===== SUPPLIED MATERIAL =====
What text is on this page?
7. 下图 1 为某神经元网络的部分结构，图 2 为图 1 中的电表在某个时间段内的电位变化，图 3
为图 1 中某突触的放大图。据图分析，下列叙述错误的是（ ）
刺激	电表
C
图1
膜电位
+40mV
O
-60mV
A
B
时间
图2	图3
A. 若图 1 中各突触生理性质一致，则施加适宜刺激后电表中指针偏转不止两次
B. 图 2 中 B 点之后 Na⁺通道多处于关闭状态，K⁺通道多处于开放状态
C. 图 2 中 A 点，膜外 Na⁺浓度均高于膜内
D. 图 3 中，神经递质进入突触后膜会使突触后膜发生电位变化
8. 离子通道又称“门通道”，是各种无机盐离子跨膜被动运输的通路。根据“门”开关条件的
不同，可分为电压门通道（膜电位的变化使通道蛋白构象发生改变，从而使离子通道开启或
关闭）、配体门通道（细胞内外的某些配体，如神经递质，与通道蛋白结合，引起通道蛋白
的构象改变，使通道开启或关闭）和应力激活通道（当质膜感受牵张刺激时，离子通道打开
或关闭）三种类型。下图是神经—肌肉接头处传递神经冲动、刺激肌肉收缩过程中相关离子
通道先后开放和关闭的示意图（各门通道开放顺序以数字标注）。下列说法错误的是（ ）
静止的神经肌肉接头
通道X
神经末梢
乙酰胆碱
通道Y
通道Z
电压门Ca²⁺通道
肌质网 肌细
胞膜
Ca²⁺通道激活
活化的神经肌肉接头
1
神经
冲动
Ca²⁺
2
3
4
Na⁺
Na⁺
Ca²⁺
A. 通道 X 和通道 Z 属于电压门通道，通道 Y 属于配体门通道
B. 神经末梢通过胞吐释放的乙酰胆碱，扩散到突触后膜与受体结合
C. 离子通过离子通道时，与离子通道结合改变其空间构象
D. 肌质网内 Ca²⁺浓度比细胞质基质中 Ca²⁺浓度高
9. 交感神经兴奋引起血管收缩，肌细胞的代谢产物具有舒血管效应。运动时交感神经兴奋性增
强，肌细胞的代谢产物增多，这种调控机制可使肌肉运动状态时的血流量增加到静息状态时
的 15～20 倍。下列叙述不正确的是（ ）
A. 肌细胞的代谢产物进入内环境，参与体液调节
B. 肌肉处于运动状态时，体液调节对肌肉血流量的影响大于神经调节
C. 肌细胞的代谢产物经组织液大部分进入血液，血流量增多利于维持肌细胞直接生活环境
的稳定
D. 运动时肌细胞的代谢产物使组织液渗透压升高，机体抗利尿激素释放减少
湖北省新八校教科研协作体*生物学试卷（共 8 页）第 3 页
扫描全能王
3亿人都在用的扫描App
=====
*EXERCISE BRIEF*.
Write out the entire listing exactly.

*FINAL RESULT*.
What text is on this page?
7. 下图 1 为某神经元网络的部分结构，图 2 为图 1 中的电表在某个时间段内的电位变化，图 3
为图 1 中某突触的放大图。据图分析，下列叙述错误的是（ ）
刺激	电表
C
图1
膜电位
+40mV
O
-60mV
A
B
时间
图2	图3
A. 若图 1 中各突触生理性质一致，则施加适宜刺激后电表中指针偏转不止两次
B. 图 2 中 B 点之后 Na⁺通道多处于关闭状态，K⁺通道多处于开放状态
C. 图 2 中 A 点，膜外 Na⁺浓度均高于膜内
D. 图 3 中，神经递质进入突触后膜会使突触后膜发生电位变化
8. 离子通道又称“门通道”，是各种无机盐离子跨膜被动运输的通路。根据“门”开关条件的
不同，可分为电压门通道（膜电位的变化使通道蛋白构象发生改变，从而使离子通道开启或
关闭）、配体门通道（细胞内外的某些配体，如神经递质，与通道蛋白结合，引起通道蛋白
的构象改变，使通道开启或关闭）和应力激活通道（当质膜感受牵张刺激时，离子通道打开
或关闭）三种类型。下图是神经—肌肉接头处传递神经冲动、刺激肌肉收缩过程中相关离子
通道先后开放和关闭的示意图（各门通道开放顺序以数字标注）。下列说法错误的是（ ）
静止的神经肌肉接头
通道X
神经末梢
乙酰胆碱
通道Y
通道Z
电压门Ca²⁺通道
肌质网 肌细
胞膜
Ca²⁺通道激活
活化的神经肌肉接头
1
神经
冲动
Ca²⁺
2
3
4
Na⁺
Na⁺
Ca²⁺
A. 通道 X 和通道 Z 属于电压门通道，通道 Y 属于配体门通道
B. 神经末梢通过胞吐释放的乙酰胆碱，扩散到突触后膜与受体结合
C. 离子通过离子通道时，与离子通道结合改变其空间构象
D. 肌质网内 Ca²⁺浓度比细胞质基质中 Ca²⁺浓度高
9. 交感神经兴奋引起血管收缩，肌细胞的代谢产物具有舒血管效应。运动时交感神经兴奋性增
强，肌细胞的代谢产物增多，这种调控机制可使肌肉运动状态时的血流量增加到静息状态时
的 15～20 倍。下列叙述不正确的是（ ）
A. 肌细胞的代谢产物进入内环境，参与体液调节
B. 肌肉处于运动状态时，体液调节对肌肉血流量的影响大于神经调节
C. 肌细胞的代谢产物经组织液大部分进入血液，血流量增多利于维持肌细胞直接生活环境
的稳定
D. 运动时肌细胞的代谢产物使组织液渗透压升高，机体抗利尿激素释放减少
湖北省新八校教科研协作体*生物学试卷（共 8 页）第 3 页
扫描全能王
3亿人都在用的扫描App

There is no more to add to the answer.